---- RECORDS SHOWN

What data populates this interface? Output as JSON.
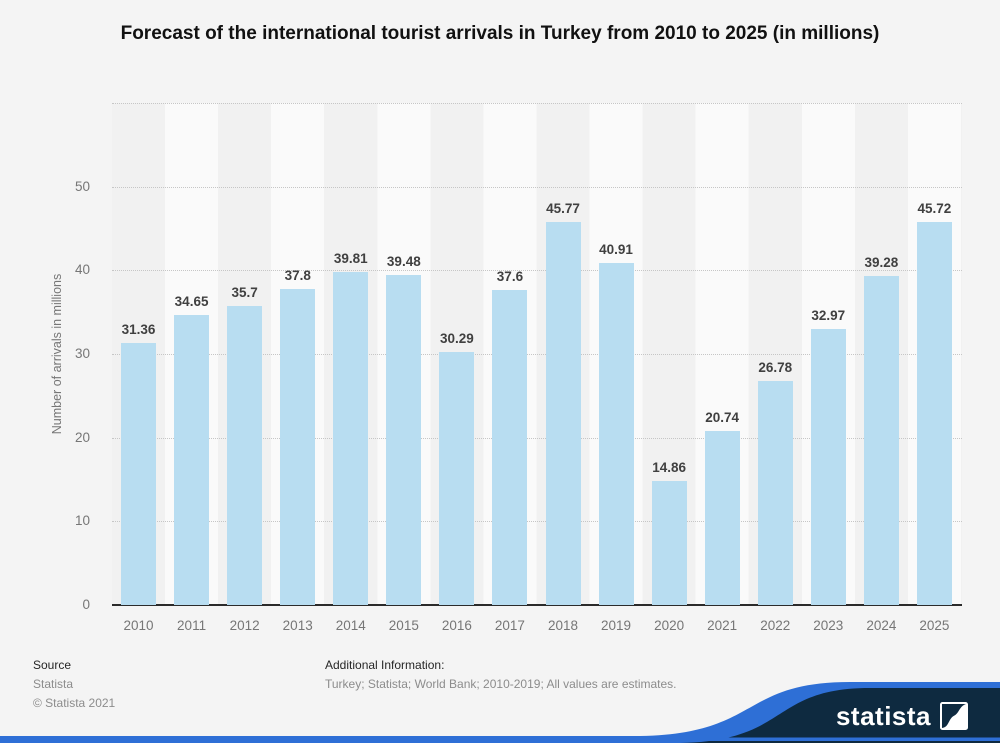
{
  "title": "Forecast of the international tourist arrivals in Turkey from 2010 to 2025 (in millions)",
  "chart_data": {
    "type": "bar",
    "categories": [
      "2010",
      "2011",
      "2012",
      "2013",
      "2014",
      "2015",
      "2016",
      "2017",
      "2018",
      "2019",
      "2020",
      "2021",
      "2022",
      "2023",
      "2024",
      "2025"
    ],
    "values": [
      31.36,
      34.65,
      35.7,
      37.8,
      39.81,
      39.48,
      30.29,
      37.6,
      45.77,
      40.91,
      14.86,
      20.74,
      26.78,
      32.97,
      39.28,
      45.72
    ],
    "title": "Forecast of the international tourist arrivals in Turkey from 2010 to 2025 (in millions)",
    "xlabel": "",
    "ylabel": "Number of arrivals in millions",
    "ylim": [
      0,
      60
    ],
    "yticks": [
      0,
      10,
      20,
      30,
      40,
      50
    ],
    "grid": "horizontal-dotted",
    "legend": "none",
    "bar_color": "#b8ddf1"
  },
  "footer": {
    "source_label": "Source",
    "source_name": "Statista",
    "copyright": "© Statista 2021",
    "additional_info_label": "Additional Information:",
    "additional_info": "Turkey; Statista; World Bank; 2010-2019; All values are estimates."
  },
  "branding": {
    "logo_text": "statista",
    "banner_blue": "#2e6fd6",
    "banner_navy": "#0e2a40"
  }
}
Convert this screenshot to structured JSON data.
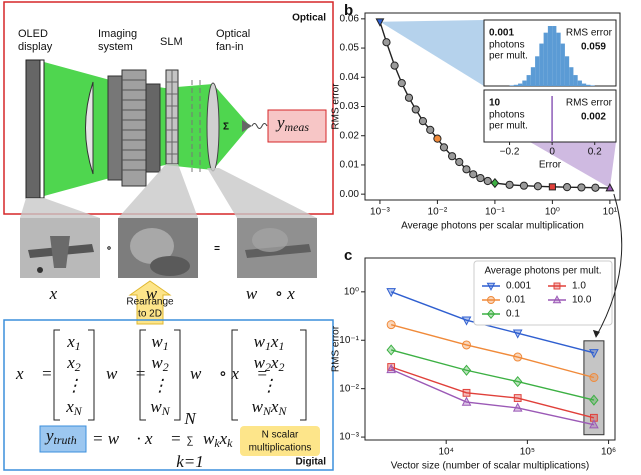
{
  "diagram": {
    "optical": {
      "title": "Optical",
      "oled": [
        "OLED",
        "display"
      ],
      "imaging": [
        "Imaging",
        "system"
      ],
      "slm": "SLM",
      "fan_in": [
        "Optical",
        "fan-in"
      ],
      "sum": "Σ",
      "y_meas": [
        [
          "y",
          "meas"
        ]
      ]
    },
    "images": {
      "x": "x⃗",
      "w": "w⃗",
      "product": "w⃗ ∘ x⃗",
      "times": "∘",
      "equals": "="
    },
    "rearrange": [
      "Rearrange",
      "to 2D"
    ],
    "digital": {
      "title": "Digital",
      "vectors": [
        {
          "lhs": "x⃗ =",
          "entries": [
            [
              [
                "x",
                "1"
              ]
            ],
            [
              [
                "x",
                "2"
              ]
            ],
            "⋮",
            [
              [
                "x",
                "N"
              ]
            ]
          ]
        },
        {
          "lhs": "w⃗ =",
          "entries": [
            [
              [
                "w",
                "1"
              ]
            ],
            [
              [
                "w",
                "2"
              ]
            ],
            "⋮",
            [
              [
                "w",
                "N"
              ]
            ]
          ]
        },
        {
          "lhs": "w⃗ ∘ x⃗ =",
          "entries": [
            [
              [
                "w",
                "1"
              ],
              [
                "x",
                "1"
              ]
            ],
            [
              [
                "w",
                "2"
              ],
              [
                "x",
                "2"
              ]
            ],
            "⋮",
            [
              [
                "w",
                "N"
              ],
              [
                "x",
                "N"
              ]
            ]
          ]
        }
      ],
      "dot": {
        "lhs": [
          [
            "y",
            "truth"
          ]
        ],
        "middle": "= w⃗ · x⃗ =",
        "sum": "∑",
        "upper": "N",
        "lower": "k=1",
        "term": [
          [
            "w",
            "k"
          ],
          [
            "x",
            "k"
          ]
        ]
      },
      "note": [
        "N scalar",
        "multiplications"
      ]
    }
  },
  "chart_data": [
    {
      "type": "line",
      "panel": "b",
      "xlabel": "Average photons per scalar multiplication",
      "ylabel": "RMS error",
      "log_x": true,
      "x": [
        0.001,
        0.0013,
        0.0018,
        0.0024,
        0.0032,
        0.0042,
        0.0056,
        0.0075,
        0.01,
        0.013,
        0.018,
        0.024,
        0.032,
        0.042,
        0.056,
        0.075,
        0.1,
        0.18,
        0.32,
        0.56,
        1,
        1.8,
        3.2,
        5.6,
        10
      ],
      "values": [
        0.059,
        0.052,
        0.044,
        0.038,
        0.033,
        0.029,
        0.025,
        0.022,
        0.019,
        0.016,
        0.013,
        0.011,
        0.0085,
        0.0068,
        0.0055,
        0.0045,
        0.0038,
        0.0032,
        0.0029,
        0.0027,
        0.0025,
        0.0024,
        0.0023,
        0.0022,
        0.0021
      ],
      "color": "#222222",
      "markers": [
        "triangle-down",
        "circle",
        "circle",
        "circle",
        "circle",
        "circle",
        "circle",
        "circle",
        "circle",
        "circle",
        "circle",
        "circle",
        "circle",
        "circle",
        "circle",
        "circle",
        "diamond",
        "circle",
        "circle",
        "circle",
        "square",
        "circle",
        "circle",
        "circle",
        "triangle-up"
      ],
      "marker_colors": [
        "#2f5fd0",
        "#9a9a9a",
        "#9a9a9a",
        "#9a9a9a",
        "#9a9a9a",
        "#9a9a9a",
        "#9a9a9a",
        "#9a9a9a",
        "#f08a3a",
        "#9a9a9a",
        "#9a9a9a",
        "#9a9a9a",
        "#9a9a9a",
        "#9a9a9a",
        "#9a9a9a",
        "#9a9a9a",
        "#3cb043",
        "#9a9a9a",
        "#9a9a9a",
        "#9a9a9a",
        "#e0403a",
        "#9a9a9a",
        "#9a9a9a",
        "#9a9a9a",
        "#9b59b6"
      ],
      "xlim": [
        0.00055,
        15
      ],
      "ylim": [
        -0.002,
        0.062
      ],
      "xticks": [
        {
          "value": 0.001,
          "label": "10⁻³"
        },
        {
          "value": 0.01,
          "label": "10⁻²"
        },
        {
          "value": 0.1,
          "label": "10⁻¹"
        },
        {
          "value": 1,
          "label": "10⁰"
        },
        {
          "value": 10,
          "label": "10¹"
        }
      ],
      "yticks": [
        {
          "value": 0,
          "label": "0.00"
        },
        0.01,
        0.02,
        0.03,
        0.04,
        0.05,
        0.06
      ],
      "insets": {
        "xlim": [
          -0.32,
          0.3
        ],
        "xticks": [
          {
            "value": -0.2,
            "label": "−0.2"
          },
          0,
          0.2
        ],
        "xlabel": "Error",
        "histograms": [
          {
            "photons": "0.001",
            "photons_label": [
              "photons",
              "per mult."
            ],
            "rms_label": "RMS error",
            "rms": "0.059",
            "color": "#5b9bd5",
            "bins": [
              -0.3,
              -0.28,
              -0.26,
              -0.24,
              -0.22,
              -0.2,
              -0.18,
              -0.16,
              -0.14,
              -0.12,
              -0.1,
              -0.08,
              -0.06,
              -0.04,
              -0.02,
              0,
              0.02,
              0.04,
              0.06,
              0.08,
              0.1,
              0.12,
              0.14,
              0.16,
              0.18,
              0.2,
              0.22,
              0.24,
              0.26,
              0.28,
              0.3
            ],
            "counts": [
              0,
              0,
              0,
              0,
              0,
              1,
              2,
              4,
              9,
              18,
              31,
              49,
              70,
              88,
              99,
              99,
              88,
              70,
              49,
              31,
              18,
              9,
              4,
              2,
              1,
              0,
              0,
              0,
              0,
              0
            ]
          },
          {
            "photons": "10",
            "photons_label": [
              "photons",
              "per mult."
            ],
            "rms_label": "RMS error",
            "rms": "0.002",
            "color": "#9467bd",
            "bins": [
              -0.3,
              -0.004,
              0,
              0.004,
              0.3
            ],
            "counts": [
              0,
              100,
              100,
              0
            ]
          }
        ]
      }
    },
    {
      "type": "line",
      "panel": "c",
      "xlabel": "Vector size (number of scalar multiplications)",
      "ylabel": "RMS error",
      "log_x": true,
      "log_y": true,
      "x": [
        2100,
        17800,
        76000,
        660000
      ],
      "series": [
        {
          "name": "0.001",
          "color": "#2f5fd0",
          "marker": "triangle-down",
          "values": [
            1.0,
            0.26,
            0.14,
            0.055
          ]
        },
        {
          "name": "0.01",
          "color": "#f08a3a",
          "marker": "circle",
          "values": [
            0.21,
            0.08,
            0.045,
            0.017
          ]
        },
        {
          "name": "0.1",
          "color": "#3cb043",
          "marker": "diamond",
          "values": [
            0.063,
            0.024,
            0.014,
            0.0058
          ]
        },
        {
          "name": "1.0",
          "color": "#e0403a",
          "marker": "square",
          "values": [
            0.028,
            0.0082,
            0.0064,
            0.0025
          ]
        },
        {
          "name": "10.0",
          "color": "#9b59b6",
          "marker": "triangle-up",
          "values": [
            0.025,
            0.0053,
            0.004,
            0.0018
          ]
        }
      ],
      "legend_title": "Average photons per mult.",
      "legend_loc": "upper right",
      "legend_columns": 2,
      "xlim": [
        1000,
        1200000
      ],
      "ylim": [
        0.00087,
        5
      ],
      "xticks": [
        {
          "value": 10000,
          "label": "10⁴"
        },
        {
          "value": 100000,
          "label": "10⁵"
        },
        {
          "value": 1000000,
          "label": "10⁶"
        }
      ],
      "yticks": [
        {
          "value": 0.001,
          "label": "10⁻³"
        },
        {
          "value": 0.01,
          "label": "10⁻²"
        },
        {
          "value": 0.1,
          "label": "10⁻¹"
        },
        {
          "value": 1,
          "label": "10⁰"
        }
      ]
    }
  ]
}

--------

[INSTRUCTIONS TO FOLLOW]:
Isolate the lines that hold the word "multiplications" and copy all of them.

[FULL OUTPUT]:
        "multiplications"
      "xlabel": "Vector size (number of scalar multiplications)",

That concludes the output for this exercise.